Duplicate every line of the listing below without any changes.

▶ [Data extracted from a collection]
------------------------------------

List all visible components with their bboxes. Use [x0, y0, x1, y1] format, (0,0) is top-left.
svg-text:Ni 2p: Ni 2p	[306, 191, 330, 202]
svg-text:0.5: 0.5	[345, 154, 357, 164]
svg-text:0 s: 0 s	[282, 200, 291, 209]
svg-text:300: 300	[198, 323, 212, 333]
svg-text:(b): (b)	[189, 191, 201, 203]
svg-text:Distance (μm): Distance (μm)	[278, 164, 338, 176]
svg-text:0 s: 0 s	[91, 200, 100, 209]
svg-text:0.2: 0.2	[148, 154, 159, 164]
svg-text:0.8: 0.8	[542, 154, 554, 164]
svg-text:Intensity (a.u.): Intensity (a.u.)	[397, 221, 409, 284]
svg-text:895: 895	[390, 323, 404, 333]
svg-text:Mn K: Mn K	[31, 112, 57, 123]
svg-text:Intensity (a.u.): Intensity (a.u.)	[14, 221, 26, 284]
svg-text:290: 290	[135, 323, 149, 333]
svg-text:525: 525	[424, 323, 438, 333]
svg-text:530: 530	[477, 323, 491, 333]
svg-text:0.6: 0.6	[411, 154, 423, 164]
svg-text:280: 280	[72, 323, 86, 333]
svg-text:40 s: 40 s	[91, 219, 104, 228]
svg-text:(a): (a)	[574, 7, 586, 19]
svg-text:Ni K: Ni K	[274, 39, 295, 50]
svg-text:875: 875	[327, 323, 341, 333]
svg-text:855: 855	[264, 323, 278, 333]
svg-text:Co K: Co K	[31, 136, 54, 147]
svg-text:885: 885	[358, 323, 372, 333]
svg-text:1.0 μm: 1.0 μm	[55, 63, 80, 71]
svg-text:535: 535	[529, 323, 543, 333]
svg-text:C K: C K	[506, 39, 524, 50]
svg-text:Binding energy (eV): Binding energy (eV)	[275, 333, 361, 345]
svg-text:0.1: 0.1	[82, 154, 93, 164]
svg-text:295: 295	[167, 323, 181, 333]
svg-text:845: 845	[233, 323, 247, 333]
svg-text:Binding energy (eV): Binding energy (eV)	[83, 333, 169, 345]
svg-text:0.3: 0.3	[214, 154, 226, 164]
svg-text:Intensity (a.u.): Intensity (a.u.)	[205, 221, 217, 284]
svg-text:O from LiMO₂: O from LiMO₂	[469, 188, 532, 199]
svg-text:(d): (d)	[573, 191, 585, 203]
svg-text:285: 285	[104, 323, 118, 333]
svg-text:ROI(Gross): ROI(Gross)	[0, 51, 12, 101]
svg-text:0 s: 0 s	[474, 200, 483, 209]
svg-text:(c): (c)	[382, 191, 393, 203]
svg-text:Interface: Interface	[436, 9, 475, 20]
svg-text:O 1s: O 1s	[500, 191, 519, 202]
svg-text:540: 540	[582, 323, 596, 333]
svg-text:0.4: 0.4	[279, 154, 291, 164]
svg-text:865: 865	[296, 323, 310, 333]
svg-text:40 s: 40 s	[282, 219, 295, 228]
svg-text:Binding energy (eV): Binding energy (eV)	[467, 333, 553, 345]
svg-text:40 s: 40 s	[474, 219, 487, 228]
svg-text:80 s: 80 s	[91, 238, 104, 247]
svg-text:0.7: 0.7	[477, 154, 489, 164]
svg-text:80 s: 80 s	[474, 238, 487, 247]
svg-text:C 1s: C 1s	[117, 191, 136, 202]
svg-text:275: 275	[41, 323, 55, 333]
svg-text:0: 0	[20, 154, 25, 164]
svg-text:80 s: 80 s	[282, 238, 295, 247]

------------------------------------

▶ [EXPECTED ANSWER]
List all visible components with their bboxes. Use [x0, y0, x1, y1] format, (0,0) is top-left.
svg-text:Ni 2p: Ni 2p	[306, 191, 330, 202]
svg-text:0.5: 0.5	[345, 154, 357, 164]
svg-text:0 s: 0 s	[282, 200, 291, 209]
svg-text:300: 300	[198, 323, 212, 333]
svg-text:(b): (b)	[189, 191, 201, 203]
svg-text:Distance (μm): Distance (μm)	[278, 164, 338, 176]
svg-text:0 s: 0 s	[91, 200, 100, 209]
svg-text:0.2: 0.2	[148, 154, 159, 164]
svg-text:0.8: 0.8	[542, 154, 554, 164]
svg-text:Intensity (a.u.): Intensity (a.u.)	[397, 221, 409, 284]
svg-text:895: 895	[390, 323, 404, 333]
svg-text:Mn K: Mn K	[31, 112, 57, 123]
svg-text:Intensity (a.u.): Intensity (a.u.)	[14, 221, 26, 284]
svg-text:290: 290	[135, 323, 149, 333]
svg-text:525: 525	[424, 323, 438, 333]
svg-text:530: 530	[477, 323, 491, 333]
svg-text:0.6: 0.6	[411, 154, 423, 164]
svg-text:280: 280	[72, 323, 86, 333]
svg-text:40 s: 40 s	[91, 219, 104, 228]
svg-text:(a): (a)	[574, 7, 586, 19]
svg-text:Ni K: Ni K	[274, 39, 295, 50]
svg-text:875: 875	[327, 323, 341, 333]
svg-text:855: 855	[264, 323, 278, 333]
svg-text:Co K: Co K	[31, 136, 54, 147]
svg-text:885: 885	[358, 323, 372, 333]
svg-text:1.0 μm: 1.0 μm	[55, 63, 80, 71]
svg-text:535: 535	[529, 323, 543, 333]
svg-text:C K: C K	[506, 39, 524, 50]
svg-text:Binding energy (eV): Binding energy (eV)	[275, 333, 361, 345]
svg-text:0.1: 0.1	[82, 154, 93, 164]
svg-text:295: 295	[167, 323, 181, 333]
svg-text:845: 845	[233, 323, 247, 333]
svg-text:Binding energy (eV): Binding energy (eV)	[83, 333, 169, 345]
svg-text:0.3: 0.3	[214, 154, 226, 164]
svg-text:Intensity (a.u.): Intensity (a.u.)	[205, 221, 217, 284]
svg-text:O from LiMO₂: O from LiMO₂	[469, 188, 532, 199]
svg-text:(d): (d)	[573, 191, 585, 203]
svg-text:285: 285	[104, 323, 118, 333]
svg-text:ROI(Gross): ROI(Gross)	[0, 51, 12, 101]
svg-text:0 s: 0 s	[474, 200, 483, 209]
svg-text:(c): (c)	[382, 191, 393, 203]
svg-text:Interface: Interface	[436, 9, 475, 20]
svg-text:O 1s: O 1s	[500, 191, 519, 202]
svg-text:540: 540	[582, 323, 596, 333]
svg-text:0.4: 0.4	[279, 154, 291, 164]
svg-text:865: 865	[296, 323, 310, 333]
svg-text:40 s: 40 s	[282, 219, 295, 228]
svg-text:Binding energy (eV): Binding energy (eV)	[467, 333, 553, 345]
svg-text:40 s: 40 s	[474, 219, 487, 228]
svg-text:80 s: 80 s	[91, 238, 104, 247]
svg-text:0.7: 0.7	[477, 154, 489, 164]
svg-text:80 s: 80 s	[474, 238, 487, 247]
svg-text:C 1s: C 1s	[117, 191, 136, 202]
svg-text:275: 275	[41, 323, 55, 333]
svg-text:0: 0	[20, 154, 25, 164]
svg-text:80 s: 80 s	[282, 238, 295, 247]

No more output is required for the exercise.